[Dataset items]
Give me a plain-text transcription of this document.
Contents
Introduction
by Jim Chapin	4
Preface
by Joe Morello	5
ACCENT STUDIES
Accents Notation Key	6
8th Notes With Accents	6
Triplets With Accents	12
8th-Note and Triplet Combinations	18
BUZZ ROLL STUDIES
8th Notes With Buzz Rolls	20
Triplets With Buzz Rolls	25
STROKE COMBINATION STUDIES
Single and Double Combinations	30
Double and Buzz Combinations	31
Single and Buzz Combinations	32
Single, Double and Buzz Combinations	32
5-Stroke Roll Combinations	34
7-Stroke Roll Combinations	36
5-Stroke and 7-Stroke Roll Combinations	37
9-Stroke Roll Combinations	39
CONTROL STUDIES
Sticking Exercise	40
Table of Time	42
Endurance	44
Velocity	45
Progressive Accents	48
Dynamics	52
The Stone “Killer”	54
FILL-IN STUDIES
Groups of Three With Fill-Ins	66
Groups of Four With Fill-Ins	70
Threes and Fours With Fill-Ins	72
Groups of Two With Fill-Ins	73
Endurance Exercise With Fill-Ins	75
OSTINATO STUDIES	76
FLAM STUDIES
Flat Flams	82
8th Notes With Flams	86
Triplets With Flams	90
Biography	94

SET PROBLEM ▸ Go through the records and show every line with the string "Flams" in it.

RIGHT ANSWER ▸
Flat Flams	82
8th Notes With Flams	86
Triplets With Flams	90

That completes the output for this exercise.